--- ИСХОДНЫЙ ТЕКСТ ---
*-*-*

Круглосуточная трансляция из офиса Эргосоло

Как меня увольняли из школы

Дневник учителя
Инна Кабыш

Инна Кабыш, известный поэт, лауреат премии «ЛГ» имени Дельвига, словесница, преподающая в московской школе № 1274, ведёт на страницах «ЛГ» рубрику «Дневник учителя», рассказывая о своём уникальном опыте. Её статьи вызывают неизменный интерес и ответную читательскую почту. И вот под этой же рубрикой мы сегодня вынуждены публиковать историю её странного, невероятного на фоне постоянной нехватки учительских кадров в Москве конфликта с новым руководством школы.

Я раньше думала, что смерть дорогого человека — самое большое горе, когда, по слову Цветаевой, «слёзы больше глаз». Можно ли сделать эти слёзы ещё больше?

Оказывается, можно.

Я поняла это на следующий же день после смерти своего старшего товарища, директора школы, где работаю: он умер 29 августа, а уже 30-го, на августовском педсовете, мне предложили уступить три из четырёх классов, в которых я вела литературу, другому преподавателю. Признаюсь, я была так убита горем, что отдала детей, которые на школьном языке называются «нагрузкой», почти без борьбы и осталась с единственным классом, чьим руководителем являюсь.

Между тем начался учебный год, а вместе с ним — ожидание нового директора.

Школа у нас непростая — с литературным музеем, богатыми традициями — так что найти нового руководителя было, очевидно, не так-то просто. Впрочем, как человек, работающий не за страх, а за совесть, я не боялась прихода нового начальника: конечно, он никогда не заменит старого, шестидесятника, поэта, думала я, потому что незаменимые люди на свете есть, тем более никто не заменит друга, но, как говорит народ, как-то оно будет.

Но получилось не «как-то», а никак.

Началось с того, что новый сорокатрёхлетний директор на своей инаугурации пообещал поговорить наедине с каждым учителем. Я работала и спокойно ждала. Но через 2 месяца не выдержала и сама пришла в директорский кабинет.

«Неужели я так хорошо работаю, что вы меня не вызываете?» — пошутила  я.

«Я как раз собирался, — ответил мой новый начальник. — Меня удивляет, как при такой маленькой нагрузке вы можете быть классным руководителем!..»

Что мне было отвечать?

Что администратор, отнявший у меня нагрузку накануне нового учебного года, должен же был понимать, чем это чревато: тем, что я буду видеть своих детей реже?

Но мне не хотелось никого, как говорят дети, «закладывать», и я спросила: что же мне делать?

Ответ ошеломил.

— Оставить классное руководство.

(Оставить? Это после трёх лет, прожитых вместе с детьми, ежедневного, а порой и нощного труда, бед и побед, мыслей, планов, надежд?)

— Но, может, целесообразнее дать мне большую нагрузку? — взяв себя в руки, спросила  я.

Директор скорбно покачал головой:

«Боюсь, что это не поможет: я не вижу вас в качестве классного руководителя…»

*-*-*

--- ЦЕЛЬ ЗАДАНИЯ ---
Какого числа, по исходному тексту, состоялся педсовет, на котором Инне Кабыш предложили уступить три из четырёх классов другому преподавателю? Листинг представляет собой отдельный материал, самостоятельный по отношению к исходному тексту.

--- ИСХОДНЫЕ ДАННЫЕ ---
*-*-*

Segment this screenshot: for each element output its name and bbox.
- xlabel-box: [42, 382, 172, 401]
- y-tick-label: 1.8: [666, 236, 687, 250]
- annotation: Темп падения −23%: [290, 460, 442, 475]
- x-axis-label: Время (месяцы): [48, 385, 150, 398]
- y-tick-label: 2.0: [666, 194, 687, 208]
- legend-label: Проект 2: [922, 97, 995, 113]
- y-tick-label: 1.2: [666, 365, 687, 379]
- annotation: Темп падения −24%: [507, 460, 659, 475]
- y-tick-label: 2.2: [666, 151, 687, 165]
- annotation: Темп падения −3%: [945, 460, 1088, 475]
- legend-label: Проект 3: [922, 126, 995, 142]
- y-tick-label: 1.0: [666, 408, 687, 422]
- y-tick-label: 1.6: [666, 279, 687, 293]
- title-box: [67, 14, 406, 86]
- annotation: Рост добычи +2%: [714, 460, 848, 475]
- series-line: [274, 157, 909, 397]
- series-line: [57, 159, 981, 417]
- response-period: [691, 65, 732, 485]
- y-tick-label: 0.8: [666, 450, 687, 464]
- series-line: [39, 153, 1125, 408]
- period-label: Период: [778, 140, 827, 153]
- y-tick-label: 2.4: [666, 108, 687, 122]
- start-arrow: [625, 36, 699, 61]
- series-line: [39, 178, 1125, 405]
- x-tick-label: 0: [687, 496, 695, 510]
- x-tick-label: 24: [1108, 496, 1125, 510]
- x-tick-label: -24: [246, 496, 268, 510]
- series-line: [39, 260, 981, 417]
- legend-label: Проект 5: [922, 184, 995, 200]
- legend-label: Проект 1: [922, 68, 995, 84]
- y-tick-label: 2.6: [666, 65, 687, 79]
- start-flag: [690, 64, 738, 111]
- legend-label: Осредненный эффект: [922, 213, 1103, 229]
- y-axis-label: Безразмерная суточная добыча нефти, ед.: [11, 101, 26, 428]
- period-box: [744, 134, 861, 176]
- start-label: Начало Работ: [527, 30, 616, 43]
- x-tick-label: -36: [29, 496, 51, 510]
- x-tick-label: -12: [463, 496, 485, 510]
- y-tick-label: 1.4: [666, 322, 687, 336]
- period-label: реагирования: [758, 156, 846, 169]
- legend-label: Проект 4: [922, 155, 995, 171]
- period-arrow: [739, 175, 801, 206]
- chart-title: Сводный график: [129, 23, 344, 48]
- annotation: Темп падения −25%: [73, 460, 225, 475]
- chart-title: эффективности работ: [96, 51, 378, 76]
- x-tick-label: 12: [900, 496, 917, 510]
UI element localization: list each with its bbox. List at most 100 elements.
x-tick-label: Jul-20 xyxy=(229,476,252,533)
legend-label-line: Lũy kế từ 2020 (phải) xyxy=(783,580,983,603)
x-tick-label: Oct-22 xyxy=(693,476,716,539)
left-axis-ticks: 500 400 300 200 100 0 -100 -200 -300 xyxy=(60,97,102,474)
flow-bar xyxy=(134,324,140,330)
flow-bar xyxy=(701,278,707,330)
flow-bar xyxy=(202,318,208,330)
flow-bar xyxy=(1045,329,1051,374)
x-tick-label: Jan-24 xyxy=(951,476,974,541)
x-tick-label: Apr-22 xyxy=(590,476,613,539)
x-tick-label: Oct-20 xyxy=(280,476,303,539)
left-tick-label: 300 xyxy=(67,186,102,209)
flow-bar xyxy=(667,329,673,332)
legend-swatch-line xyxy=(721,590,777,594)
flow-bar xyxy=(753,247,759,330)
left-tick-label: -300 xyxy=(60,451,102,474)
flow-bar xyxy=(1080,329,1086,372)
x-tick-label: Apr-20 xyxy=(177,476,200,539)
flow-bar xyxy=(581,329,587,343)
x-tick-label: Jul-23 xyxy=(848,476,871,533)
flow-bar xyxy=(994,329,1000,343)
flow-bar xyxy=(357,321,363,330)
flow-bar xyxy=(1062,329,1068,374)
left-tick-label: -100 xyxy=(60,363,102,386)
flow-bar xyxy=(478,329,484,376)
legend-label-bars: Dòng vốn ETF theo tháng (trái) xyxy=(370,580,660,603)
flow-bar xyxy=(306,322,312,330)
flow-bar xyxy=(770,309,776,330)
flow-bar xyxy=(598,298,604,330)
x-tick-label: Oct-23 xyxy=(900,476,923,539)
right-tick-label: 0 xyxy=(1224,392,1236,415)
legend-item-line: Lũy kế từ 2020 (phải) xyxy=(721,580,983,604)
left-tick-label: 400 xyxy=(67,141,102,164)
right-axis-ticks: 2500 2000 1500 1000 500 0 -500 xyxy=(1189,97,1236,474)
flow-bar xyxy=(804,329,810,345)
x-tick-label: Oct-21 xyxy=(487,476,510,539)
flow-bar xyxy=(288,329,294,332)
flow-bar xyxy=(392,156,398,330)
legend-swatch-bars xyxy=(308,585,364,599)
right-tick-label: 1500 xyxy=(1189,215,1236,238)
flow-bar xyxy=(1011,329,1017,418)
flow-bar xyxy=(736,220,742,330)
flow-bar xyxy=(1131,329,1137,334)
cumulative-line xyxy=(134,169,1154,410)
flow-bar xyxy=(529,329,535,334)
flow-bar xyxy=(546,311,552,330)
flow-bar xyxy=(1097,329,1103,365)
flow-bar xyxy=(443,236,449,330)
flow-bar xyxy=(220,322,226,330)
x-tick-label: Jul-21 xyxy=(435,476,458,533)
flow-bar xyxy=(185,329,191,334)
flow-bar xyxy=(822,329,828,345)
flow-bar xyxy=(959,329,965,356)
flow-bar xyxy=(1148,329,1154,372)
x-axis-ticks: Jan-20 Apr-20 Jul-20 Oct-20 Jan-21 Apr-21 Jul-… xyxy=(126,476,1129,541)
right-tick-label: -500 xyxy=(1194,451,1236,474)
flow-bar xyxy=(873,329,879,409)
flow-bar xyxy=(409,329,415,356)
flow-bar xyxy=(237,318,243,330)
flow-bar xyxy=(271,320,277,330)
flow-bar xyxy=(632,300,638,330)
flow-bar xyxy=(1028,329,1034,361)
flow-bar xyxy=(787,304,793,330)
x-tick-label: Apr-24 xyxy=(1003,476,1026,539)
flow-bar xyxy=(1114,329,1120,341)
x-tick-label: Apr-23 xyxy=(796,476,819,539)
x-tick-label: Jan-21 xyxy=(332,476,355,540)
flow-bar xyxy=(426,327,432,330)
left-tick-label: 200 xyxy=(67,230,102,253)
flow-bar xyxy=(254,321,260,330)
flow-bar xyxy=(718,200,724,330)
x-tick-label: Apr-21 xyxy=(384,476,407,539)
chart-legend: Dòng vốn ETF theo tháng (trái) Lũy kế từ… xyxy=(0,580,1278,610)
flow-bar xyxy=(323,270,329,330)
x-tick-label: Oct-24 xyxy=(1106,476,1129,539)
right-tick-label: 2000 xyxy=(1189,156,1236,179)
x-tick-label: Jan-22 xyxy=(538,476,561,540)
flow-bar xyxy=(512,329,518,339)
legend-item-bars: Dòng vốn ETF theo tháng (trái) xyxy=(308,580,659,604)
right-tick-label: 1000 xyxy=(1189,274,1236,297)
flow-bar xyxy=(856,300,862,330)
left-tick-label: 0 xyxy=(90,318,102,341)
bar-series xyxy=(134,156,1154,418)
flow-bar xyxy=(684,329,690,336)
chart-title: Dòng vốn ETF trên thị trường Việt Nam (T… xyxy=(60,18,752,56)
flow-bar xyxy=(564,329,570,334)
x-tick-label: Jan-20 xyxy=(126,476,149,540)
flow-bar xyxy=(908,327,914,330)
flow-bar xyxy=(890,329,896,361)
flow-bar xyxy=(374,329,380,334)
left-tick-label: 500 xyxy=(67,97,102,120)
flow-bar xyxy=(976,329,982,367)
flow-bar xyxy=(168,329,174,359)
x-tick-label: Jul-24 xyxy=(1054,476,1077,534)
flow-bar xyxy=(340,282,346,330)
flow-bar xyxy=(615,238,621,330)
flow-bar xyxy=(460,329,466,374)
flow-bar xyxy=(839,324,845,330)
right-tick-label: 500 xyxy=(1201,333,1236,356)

*-*-*

--- РЕШЕНИЕ ЗАДАНИЯ ---
30 августа.